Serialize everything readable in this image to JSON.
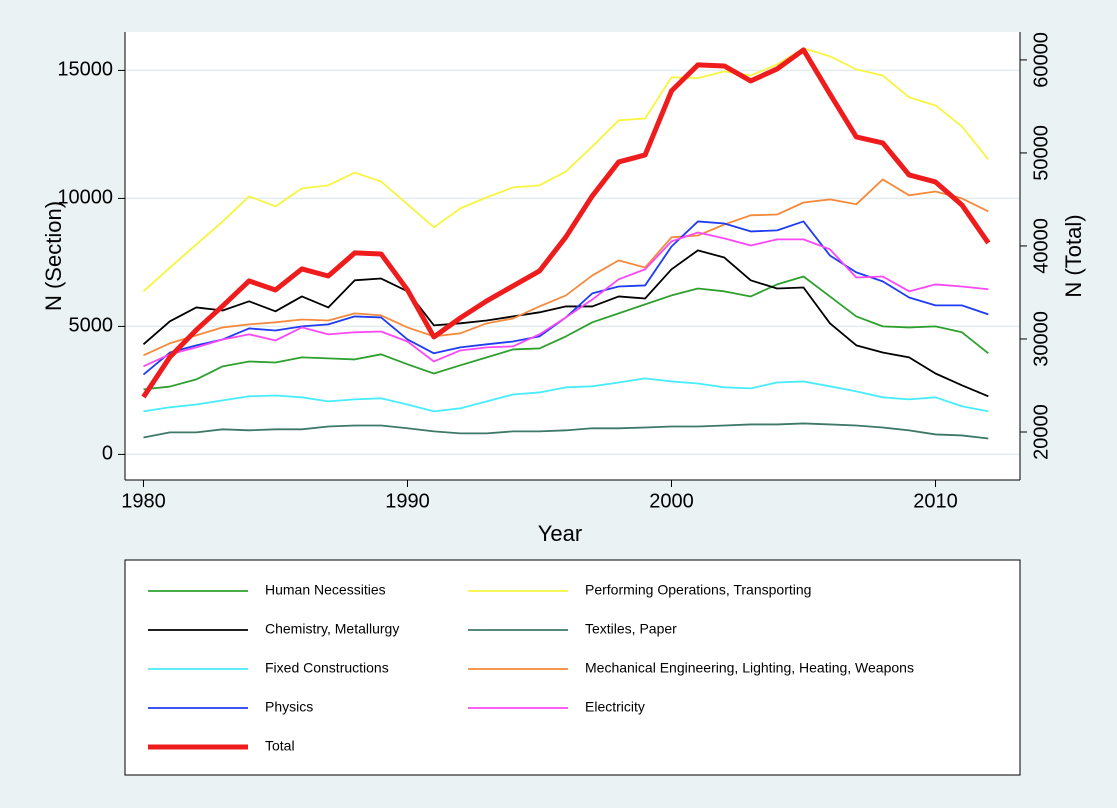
{
  "chart_data": {
    "type": "line",
    "x_label": "Year",
    "y_label": "N (Section)",
    "y2_label": "N (Total)",
    "x": [
      1980,
      1981,
      1982,
      1983,
      1984,
      1985,
      1986,
      1987,
      1988,
      1989,
      1990,
      1991,
      1992,
      1993,
      1994,
      1995,
      1996,
      1997,
      1998,
      1999,
      2000,
      2001,
      2002,
      2003,
      2004,
      2005,
      2006,
      2007,
      2008,
      2009,
      2010,
      2011,
      2012
    ],
    "xlim": [
      1979.3,
      2013.2
    ],
    "xticks": [
      1980,
      1990,
      2000,
      2010
    ],
    "ylim": [
      -1000,
      16500
    ],
    "yticks": [
      0,
      5000,
      10000,
      15000
    ],
    "y2lim": [
      14840,
      63000
    ],
    "y2ticks": [
      20000,
      30000,
      40000,
      50000,
      60000
    ],
    "grid": true,
    "series": [
      {
        "name": "Human Necessities",
        "color": "#2ea02e",
        "values": [
          2540,
          2650,
          2930,
          3440,
          3630,
          3590,
          3790,
          3750,
          3710,
          3910,
          3520,
          3160,
          3480,
          3790,
          4100,
          4140,
          4610,
          5160,
          5510,
          5860,
          6210,
          6480,
          6370,
          6170,
          6640,
          6950,
          6170,
          5390,
          5000,
          4960,
          5000,
          4770,
          3950
        ]
      },
      {
        "name": "Performing Operations, Transporting",
        "color": "#f7f540",
        "values": [
          6370,
          7300,
          8200,
          9100,
          10080,
          9690,
          10390,
          10510,
          11010,
          10660,
          9770,
          8870,
          9610,
          10040,
          10430,
          10510,
          11050,
          12030,
          13050,
          13120,
          14730,
          14700,
          14960,
          14800,
          15230,
          15860,
          15550,
          15040,
          14800,
          13950,
          13630,
          12810,
          11520
        ]
      },
      {
        "name": "Chemistry, Metallurgy",
        "color": "#000000",
        "values": [
          4300,
          5200,
          5740,
          5620,
          5980,
          5590,
          6170,
          5740,
          6800,
          6870,
          6370,
          5040,
          5120,
          5230,
          5390,
          5550,
          5780,
          5780,
          6170,
          6090,
          7230,
          7970,
          7690,
          6800,
          6480,
          6520,
          5120,
          4260,
          3980,
          3790,
          3160,
          2700,
          2270
        ]
      },
      {
        "name": "Textiles, Paper",
        "color": "#3d7868",
        "values": [
          660,
          860,
          860,
          980,
          940,
          980,
          980,
          1090,
          1130,
          1130,
          1020,
          900,
          820,
          820,
          900,
          900,
          940,
          1020,
          1020,
          1050,
          1090,
          1090,
          1130,
          1170,
          1170,
          1210,
          1170,
          1130,
          1050,
          940,
          780,
          740,
          620
        ]
      },
      {
        "name": "Fixed Constructions",
        "color": "#48ecfb",
        "values": [
          1680,
          1840,
          1950,
          2110,
          2270,
          2300,
          2230,
          2070,
          2150,
          2190,
          1950,
          1680,
          1800,
          2070,
          2340,
          2420,
          2620,
          2660,
          2810,
          2970,
          2850,
          2770,
          2620,
          2580,
          2810,
          2850,
          2660,
          2460,
          2230,
          2150,
          2230,
          1880,
          1680
        ]
      },
      {
        "name": "Mechanical Engineering, Lighting, Heating, Weapons",
        "color": "#f58a3c",
        "values": [
          3870,
          4340,
          4650,
          4960,
          5080,
          5160,
          5270,
          5230,
          5510,
          5430,
          4960,
          4610,
          4730,
          5120,
          5310,
          5780,
          6210,
          6990,
          7580,
          7300,
          8480,
          8550,
          8980,
          9340,
          9370,
          9840,
          9960,
          9770,
          10740,
          10120,
          10270,
          10000,
          9490
        ]
      },
      {
        "name": "Physics",
        "color": "#1f3cf0",
        "values": [
          3120,
          3980,
          4260,
          4490,
          4920,
          4840,
          5000,
          5080,
          5390,
          5350,
          4490,
          3950,
          4180,
          4300,
          4410,
          4610,
          5350,
          6290,
          6560,
          6600,
          8120,
          9100,
          9020,
          8710,
          8750,
          9100,
          7770,
          7110,
          6760,
          6130,
          5820,
          5820,
          5470
        ]
      },
      {
        "name": "Electricity",
        "color": "#f948f5",
        "values": [
          3440,
          3910,
          4180,
          4490,
          4690,
          4450,
          4960,
          4690,
          4770,
          4800,
          4410,
          3630,
          4060,
          4180,
          4220,
          4690,
          5350,
          6050,
          6840,
          7230,
          8320,
          8670,
          8440,
          8160,
          8400,
          8400,
          8010,
          6910,
          6950,
          6370,
          6640,
          6560,
          6450
        ]
      },
      {
        "name": "Total",
        "color": "#ee1c1c",
        "axis": "y2",
        "values": [
          23760,
          28060,
          30970,
          33550,
          36240,
          35270,
          37530,
          36770,
          39250,
          39140,
          35270,
          30220,
          32260,
          34090,
          35700,
          37310,
          40970,
          45380,
          49030,
          49780,
          56670,
          59460,
          59350,
          57740,
          59030,
          61080,
          56340,
          51720,
          51080,
          47630,
          46880,
          44410,
          40320
        ]
      }
    ]
  }
}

* SET EXERCISE *
Pull every line containing "color" out of the data above.

* RESULT OF THE TASK *
        "color": "#2ea02e",
        "color": "#f7f540",
        "color": "#000000",
        "color": "#3d7868",
        "color": "#48ecfb",
        "color": "#f58a3c",
        "color": "#1f3cf0",
        "color": "#f948f5",
        "color": "#ee1c1c",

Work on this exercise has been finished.